▸ **Set problem**: Skip the pictures. Transcribe the rest of the data below without changing a word.
-=-=-=-=-
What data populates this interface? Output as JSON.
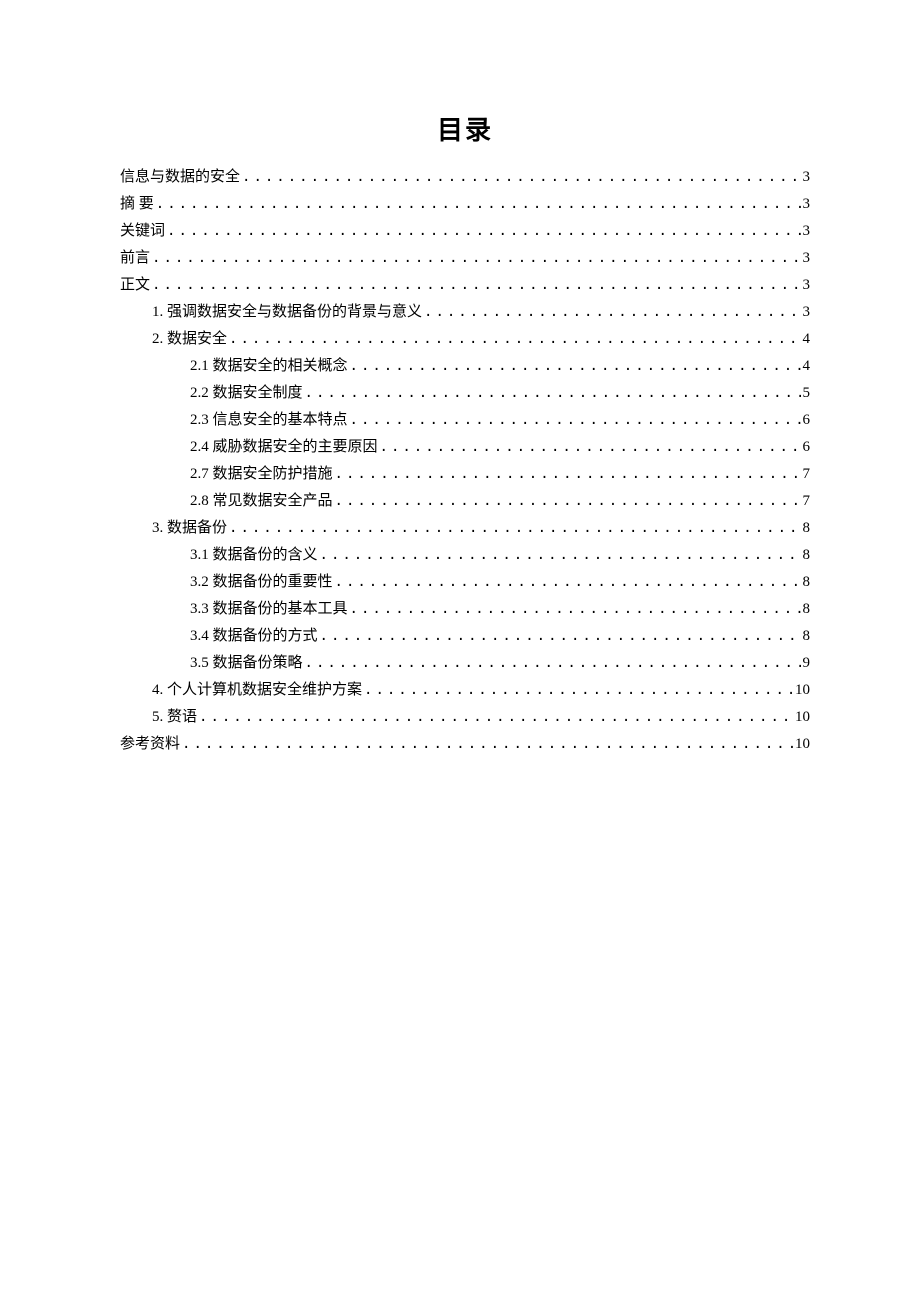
{
  "title": "目录",
  "entries": [
    {
      "level": 0,
      "text": "信息与数据的安全",
      "page": "3"
    },
    {
      "level": 0,
      "text": "摘 要",
      "page": "3"
    },
    {
      "level": 0,
      "text": "关键词",
      "page": "3"
    },
    {
      "level": 0,
      "text": "前言",
      "page": "3"
    },
    {
      "level": 0,
      "text": "正文",
      "page": "3"
    },
    {
      "level": 1,
      "text": "1. 强调数据安全与数据备份的背景与意义",
      "page": "3"
    },
    {
      "level": 1,
      "text": "2. 数据安全",
      "page": "4"
    },
    {
      "level": 2,
      "text": "2.1 数据安全的相关概念",
      "page": "4"
    },
    {
      "level": 2,
      "text": "2.2 数据安全制度",
      "page": "5"
    },
    {
      "level": 2,
      "text": "2.3 信息安全的基本特点",
      "page": "6"
    },
    {
      "level": 2,
      "text": "2.4 威胁数据安全的主要原因",
      "page": "6"
    },
    {
      "level": 2,
      "text": "2.7 数据安全防护措施",
      "page": "7"
    },
    {
      "level": 2,
      "text": "2.8 常见数据安全产品",
      "page": "7"
    },
    {
      "level": 1,
      "text": "3.  数据备份",
      "page": "8"
    },
    {
      "level": 2,
      "text": "3.1 数据备份的含义",
      "page": "8"
    },
    {
      "level": 2,
      "text": "3.2 数据备份的重要性",
      "page": "8"
    },
    {
      "level": 2,
      "text": "3.3 数据备份的基本工具",
      "page": "8"
    },
    {
      "level": 2,
      "text": "3.4 数据备份的方式",
      "page": "8"
    },
    {
      "level": 2,
      "text": "3.5 数据备份策略",
      "page": "9"
    },
    {
      "level": 1,
      "text": "4. 个人计算机数据安全维护方案",
      "page": "10"
    },
    {
      "level": 1,
      "text": "5. 赘语",
      "page": "10"
    },
    {
      "level": 0,
      "text": "参考资料",
      "page": "10"
    }
  ]
}
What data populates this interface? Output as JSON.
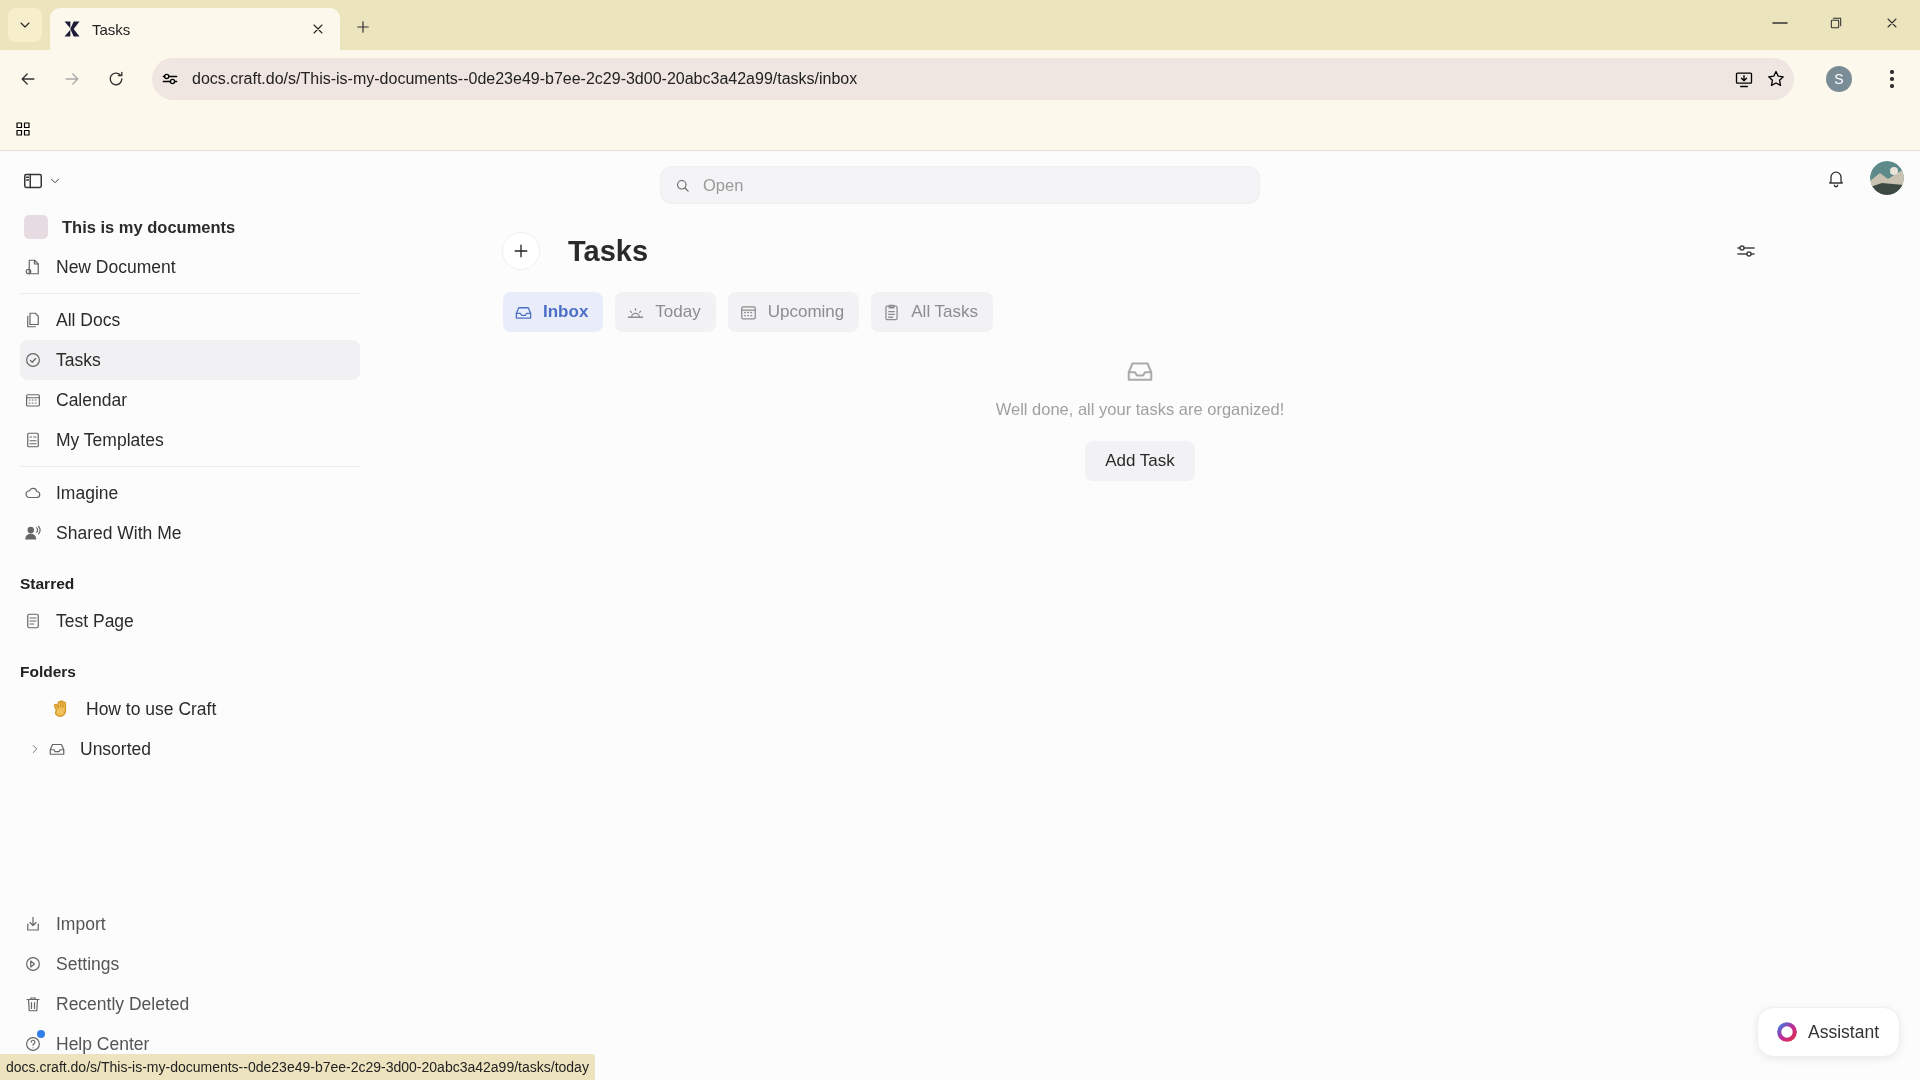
{
  "browser": {
    "tab_title": "Tasks",
    "url": "docs.craft.do/s/This-is-my-documents--0de23e49-b7ee-2c29-3d00-20abc3a42a99/tasks/inbox",
    "profile_initial": "S"
  },
  "sidebar": {
    "space": "This is my documents",
    "top_items": [
      {
        "label": "New Document"
      }
    ],
    "nav_items": [
      {
        "label": "All Docs",
        "selected": false
      },
      {
        "label": "Tasks",
        "selected": true
      },
      {
        "label": "Calendar",
        "selected": false
      },
      {
        "label": "My Templates",
        "selected": false
      }
    ],
    "extra_items": [
      {
        "label": "Imagine"
      },
      {
        "label": "Shared With Me"
      }
    ],
    "starred": {
      "title": "Starred",
      "items": [
        {
          "label": "Test Page"
        }
      ]
    },
    "folders": {
      "title": "Folders",
      "items": [
        {
          "label": "How to use Craft",
          "kind": "emoji"
        },
        {
          "label": "Unsorted",
          "kind": "folder",
          "expanded": false
        }
      ]
    },
    "bottom_items": [
      {
        "label": "Import"
      },
      {
        "label": "Settings"
      },
      {
        "label": "Recently Deleted"
      },
      {
        "label": "Help Center",
        "notification": true
      }
    ]
  },
  "search": {
    "placeholder": "Open"
  },
  "page": {
    "title": "Tasks",
    "tabs": [
      {
        "label": "Inbox",
        "selected": true
      },
      {
        "label": "Today",
        "selected": false
      },
      {
        "label": "Upcoming",
        "selected": false
      },
      {
        "label": "All Tasks",
        "selected": false
      }
    ],
    "empty_message": "Well done, all your tasks are organized!",
    "add_button": "Add Task"
  },
  "assistant_button": "Assistant",
  "status_url": "docs.craft.do/s/This-is-my-documents--0de23e49-b7ee-2c29-3d00-20abc3a42a99/tasks/today"
}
-=-=-=-=-
▸ **Solution for this problem**:
What data populates this interface? Output as JSON.
{
  "title": "目录",
  "entries": [
    {
      "level": 0,
      "text": "信息与数据的安全",
      "page": "3"
    },
    {
      "level": 0,
      "text": "摘 要",
      "page": "3"
    },
    {
      "level": 0,
      "text": "关键词",
      "page": "3"
    },
    {
      "level": 0,
      "text": "前言",
      "page": "3"
    },
    {
      "level": 0,
      "text": "正文",
      "page": "3"
    },
    {
      "level": 1,
      "text": "1. 强调数据安全与数据备份的背景与意义",
      "page": "3"
    },
    {
      "level": 1,
      "text": "2. 数据安全",
      "page": "4"
    },
    {
      "level": 2,
      "text": "2.1 数据安全的相关概念",
      "page": "4"
    },
    {
      "level": 2,
      "text": "2.2 数据安全制度",
      "page": "5"
    },
    {
      "level": 2,
      "text": "2.3 信息安全的基本特点",
      "page": "6"
    },
    {
      "level": 2,
      "text": "2.4 威胁数据安全的主要原因",
      "page": "6"
    },
    {
      "level": 2,
      "text": "2.7 数据安全防护措施",
      "page": "7"
    },
    {
      "level": 2,
      "text": "2.8 常见数据安全产品",
      "page": "7"
    },
    {
      "level": 1,
      "text": "3.  数据备份",
      "page": "8"
    },
    {
      "level": 2,
      "text": "3.1 数据备份的含义",
      "page": "8"
    },
    {
      "level": 2,
      "text": "3.2 数据备份的重要性",
      "page": "8"
    },
    {
      "level": 2,
      "text": "3.3 数据备份的基本工具",
      "page": "8"
    },
    {
      "level": 2,
      "text": "3.4 数据备份的方式",
      "page": "8"
    },
    {
      "level": 2,
      "text": "3.5 数据备份策略",
      "page": "9"
    },
    {
      "level": 1,
      "text": "4. 个人计算机数据安全维护方案",
      "page": "10"
    },
    {
      "level": 1,
      "text": "5. 赘语",
      "page": "10"
    },
    {
      "level": 0,
      "text": "参考资料",
      "page": "10"
    }
  ]
}
What data populates this interface? Output as JSON.
{
  "browser": {
    "tab_title": "Tasks",
    "url": "docs.craft.do/s/This-is-my-documents--0de23e49-b7ee-2c29-3d00-20abc3a42a99/tasks/inbox",
    "profile_initial": "S"
  },
  "sidebar": {
    "space": "This is my documents",
    "top_items": [
      {
        "label": "New Document"
      }
    ],
    "nav_items": [
      {
        "label": "All Docs",
        "selected": false
      },
      {
        "label": "Tasks",
        "selected": true
      },
      {
        "label": "Calendar",
        "selected": false
      },
      {
        "label": "My Templates",
        "selected": false
      }
    ],
    "extra_items": [
      {
        "label": "Imagine"
      },
      {
        "label": "Shared With Me"
      }
    ],
    "starred": {
      "title": "Starred",
      "items": [
        {
          "label": "Test Page"
        }
      ]
    },
    "folders": {
      "title": "Folders",
      "items": [
        {
          "label": "How to use Craft",
          "kind": "emoji"
        },
        {
          "label": "Unsorted",
          "kind": "folder",
          "expanded": false
        }
      ]
    },
    "bottom_items": [
      {
        "label": "Import"
      },
      {
        "label": "Settings"
      },
      {
        "label": "Recently Deleted"
      },
      {
        "label": "Help Center",
        "notification": true
      }
    ]
  },
  "search": {
    "placeholder": "Open"
  },
  "page": {
    "title": "Tasks",
    "tabs": [
      {
        "label": "Inbox",
        "selected": true
      },
      {
        "label": "Today",
        "selected": false
      },
      {
        "label": "Upcoming",
        "selected": false
      },
      {
        "label": "All Tasks",
        "selected": false
      }
    ],
    "empty_message": "Well done, all your tasks are organized!",
    "add_button": "Add Task"
  },
  "assistant_button": "Assistant",
  "status_url": "docs.craft.do/s/This-is-my-documents--0de23e49-b7ee-2c29-3d00-20abc3a42a99/tasks/today"
}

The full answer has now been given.